**Listed entries**:
>> start
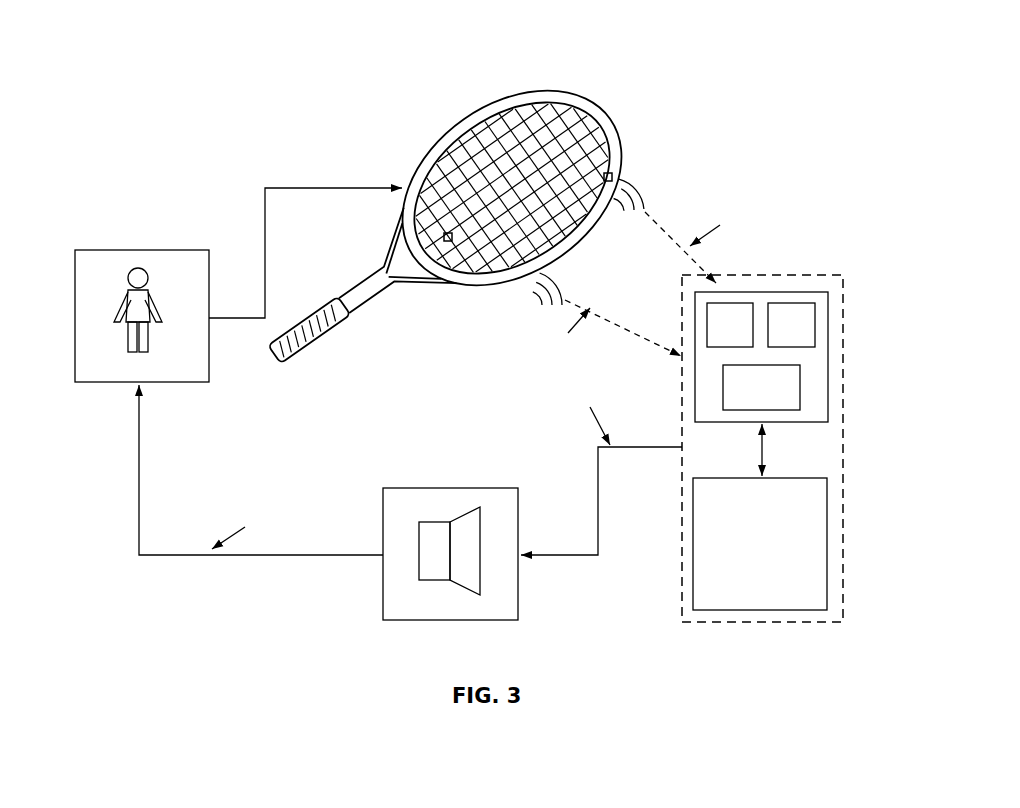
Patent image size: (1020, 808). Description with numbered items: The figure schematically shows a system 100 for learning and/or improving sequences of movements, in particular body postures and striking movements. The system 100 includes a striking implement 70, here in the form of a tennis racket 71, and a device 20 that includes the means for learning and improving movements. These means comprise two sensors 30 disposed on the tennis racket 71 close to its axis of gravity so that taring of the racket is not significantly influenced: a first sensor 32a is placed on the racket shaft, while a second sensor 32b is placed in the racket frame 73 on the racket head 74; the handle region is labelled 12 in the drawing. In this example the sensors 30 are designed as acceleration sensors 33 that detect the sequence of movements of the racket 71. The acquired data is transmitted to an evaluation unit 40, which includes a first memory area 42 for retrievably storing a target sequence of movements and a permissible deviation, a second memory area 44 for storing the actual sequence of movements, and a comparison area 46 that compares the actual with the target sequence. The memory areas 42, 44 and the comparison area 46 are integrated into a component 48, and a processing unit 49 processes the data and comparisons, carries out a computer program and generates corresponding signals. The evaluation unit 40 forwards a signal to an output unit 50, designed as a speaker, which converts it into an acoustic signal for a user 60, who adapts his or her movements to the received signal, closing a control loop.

The handle 12 is at (353, 293).
The device 20 is at (545, 231).
The sensors 30 is at (654, 170).
The first sensor 32a is at (624, 192).
The second sensor 32b is at (450, 242).
The acceleration sensors 33 is at (612, 177).
The evaluation unit 40 is at (815, 272).
The first memory area 42 is at (720, 318).
The second memory area 44 is at (793, 333).
The comparison area 46 is at (778, 385).
The component 48 is at (803, 428).
The processing unit 49 is at (803, 518).
The output unit 50 is at (432, 486).
The user 60 is at (88, 247).
The striking implement 70 is at (512, 187).
The tennis racket 71 is at (512, 187).
The racket frame 73 is at (512, 187).
The racket head 74 is at (422, 107).
The system 100 is at (733, 127).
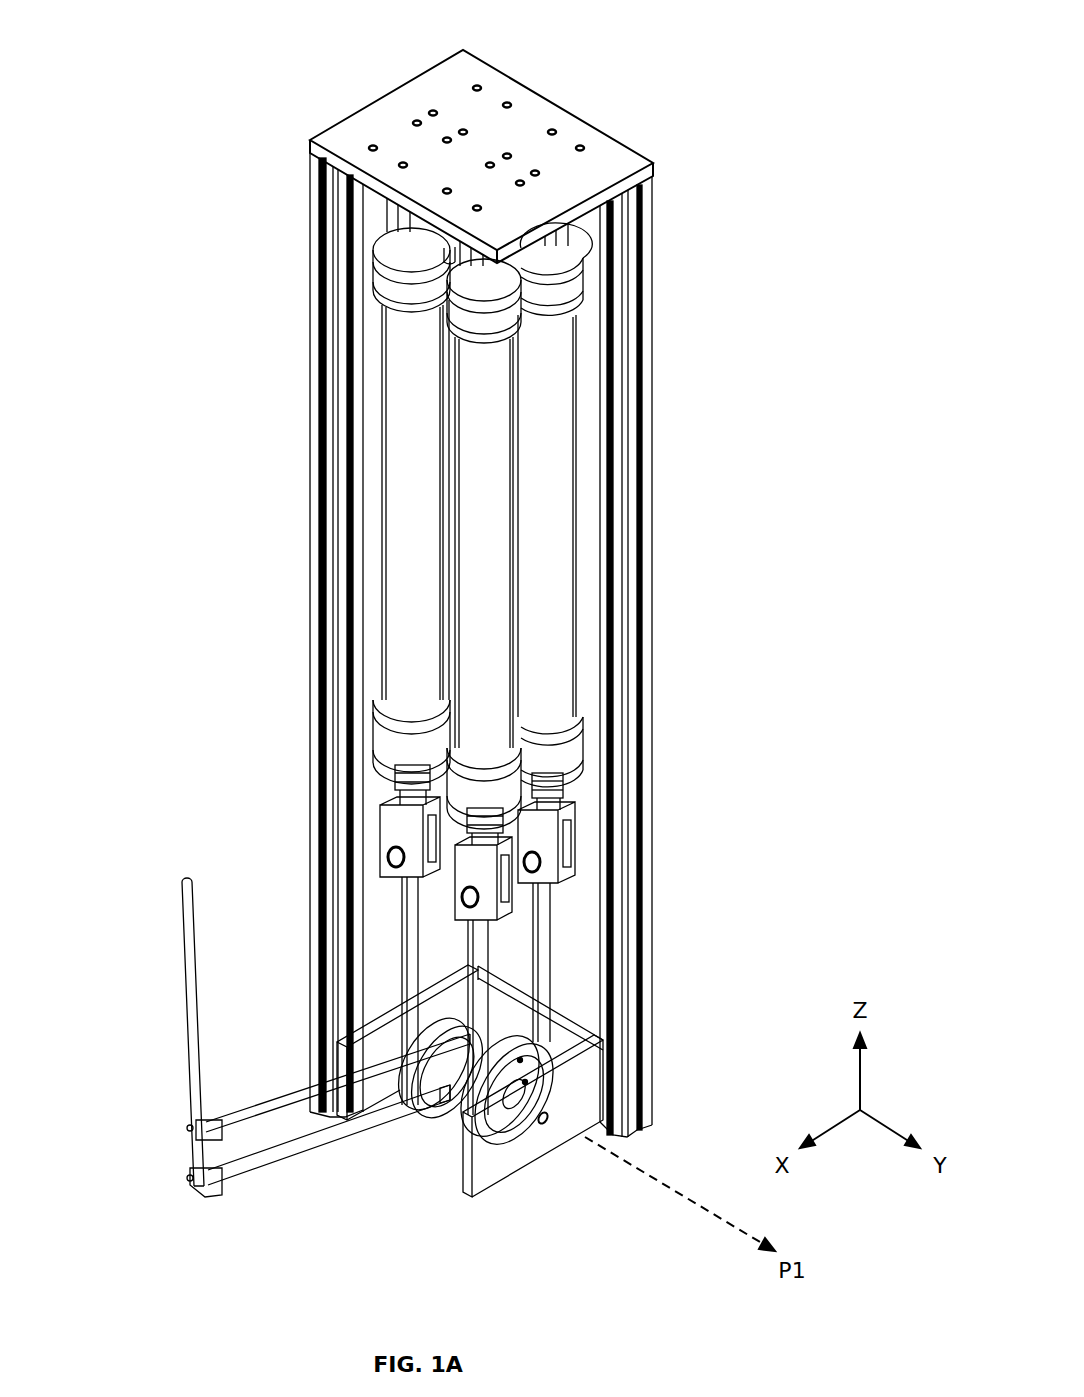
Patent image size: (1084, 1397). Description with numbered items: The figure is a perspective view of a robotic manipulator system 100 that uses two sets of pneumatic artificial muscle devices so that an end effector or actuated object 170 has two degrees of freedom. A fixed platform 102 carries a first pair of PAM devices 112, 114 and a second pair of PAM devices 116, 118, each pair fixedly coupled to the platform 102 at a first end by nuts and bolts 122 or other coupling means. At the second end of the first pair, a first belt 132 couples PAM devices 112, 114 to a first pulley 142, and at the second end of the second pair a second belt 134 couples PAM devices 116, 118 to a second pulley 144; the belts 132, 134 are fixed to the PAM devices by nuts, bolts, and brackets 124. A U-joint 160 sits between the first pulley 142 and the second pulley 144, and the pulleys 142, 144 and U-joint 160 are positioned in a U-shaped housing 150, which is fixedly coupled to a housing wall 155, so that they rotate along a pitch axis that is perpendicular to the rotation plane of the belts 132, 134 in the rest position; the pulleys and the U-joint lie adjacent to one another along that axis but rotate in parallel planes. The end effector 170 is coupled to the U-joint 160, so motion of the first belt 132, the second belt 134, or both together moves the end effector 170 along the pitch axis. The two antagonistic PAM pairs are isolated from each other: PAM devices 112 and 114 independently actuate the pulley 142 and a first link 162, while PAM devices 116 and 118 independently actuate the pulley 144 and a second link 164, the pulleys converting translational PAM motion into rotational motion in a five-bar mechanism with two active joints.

The robotic manipulator system 100 is at (328, 72).
The platform 102 is at (612, 156).
The pneumatic artificial muscle (PAM) device 112 is at (452, 400).
The pneumatic artificial muscle (PAM) device 114 is at (408, 532).
The pneumatic artificial muscle (PAM) device 116 is at (482, 585).
The pneumatic artificial muscle (PAM) device 118 is at (537, 473).
The nuts and bolts 122 is at (390, 223).
The nuts, bolts, and brackets 124 is at (390, 825).
The first belt 132 is at (400, 930).
The second belt 134 is at (543, 952).
The first pulley 142 is at (430, 1043).
The second pulley 144 is at (547, 1060).
The U-shaped housing 150 is at (495, 1153).
The housing wall 155 is at (583, 795).
The U-joint 160 is at (406, 1132).
The first link 162 is at (262, 1100).
The second link 164 is at (270, 1157).
The end effector or actuated object 170 is at (158, 1001).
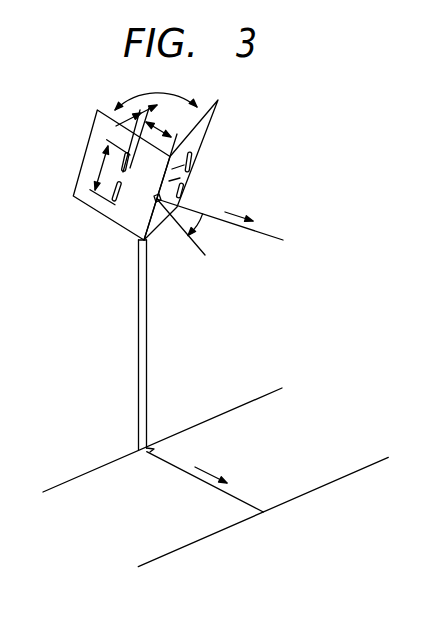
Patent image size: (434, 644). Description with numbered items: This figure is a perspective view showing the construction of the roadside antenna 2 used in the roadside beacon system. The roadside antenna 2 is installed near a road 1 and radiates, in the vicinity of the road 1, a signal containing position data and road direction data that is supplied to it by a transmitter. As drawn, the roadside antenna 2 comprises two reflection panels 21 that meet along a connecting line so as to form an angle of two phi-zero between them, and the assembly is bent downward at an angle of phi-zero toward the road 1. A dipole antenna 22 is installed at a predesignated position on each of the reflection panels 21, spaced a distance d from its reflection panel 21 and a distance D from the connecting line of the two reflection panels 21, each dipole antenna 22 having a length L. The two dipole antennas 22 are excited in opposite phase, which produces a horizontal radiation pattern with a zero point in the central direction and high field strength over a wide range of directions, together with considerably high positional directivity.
>> end
**Directions for this task**: Return every line of the records that contains the word "platform".

**Answer below**:
Patent image size: (1084, 1397). Description with numbered items: The figure is a perspective view of a robotic manipulator system 100 that uses two sets of pneumatic artificial muscle devices so that an end effector or actuated object 170 has two degrees of freedom. A fixed platform 102 carries a first pair of PAM devices 112, 114 and a second pair of PAM devices 116, 118, each pair fixedly coupled to the platform 102 at a first end by nuts and bolts 122 or other coupling means. At the second end of the first pair, a first belt 132 couples PAM devices 112, 114 to a first pulley 142, and at the second end of the second pair a second belt 134 couples PAM devices 116, 118 to a second pulley 144; the belts 132, 134 are fixed to the PAM devices by nuts, bolts, and brackets 124. A U-joint 160 sits between the first pulley 142 and the second pulley 144, and the pulleys 142, 144 and U-joint 160 are positioned in a U-shaped housing 150, which is fixedly coupled to a housing wall 155, so that they rotate along a pitch axis that is perpendicular to the rotation plane of the belts 132, 134 in the rest position; the pulleys and the U-joint lie adjacent to one another along that axis but rotate in parallel planes. The end effector 170 is coupled to the U-joint 160, so motion of the first belt 132, the second belt 134, or both together moves the end effector 170 along the pitch axis. The two antagonistic PAM pairs are isolated from each other: PAM devices 112 and 114 independently actuate the pulley 142 and a first link 162, while PAM devices 116 and 118 independently actuate the pulley 144 and a second link 164, the pulleys converting translational PAM motion into rotational motion in a five-bar mechanism with two active joints.
The platform 102 is at (612, 156).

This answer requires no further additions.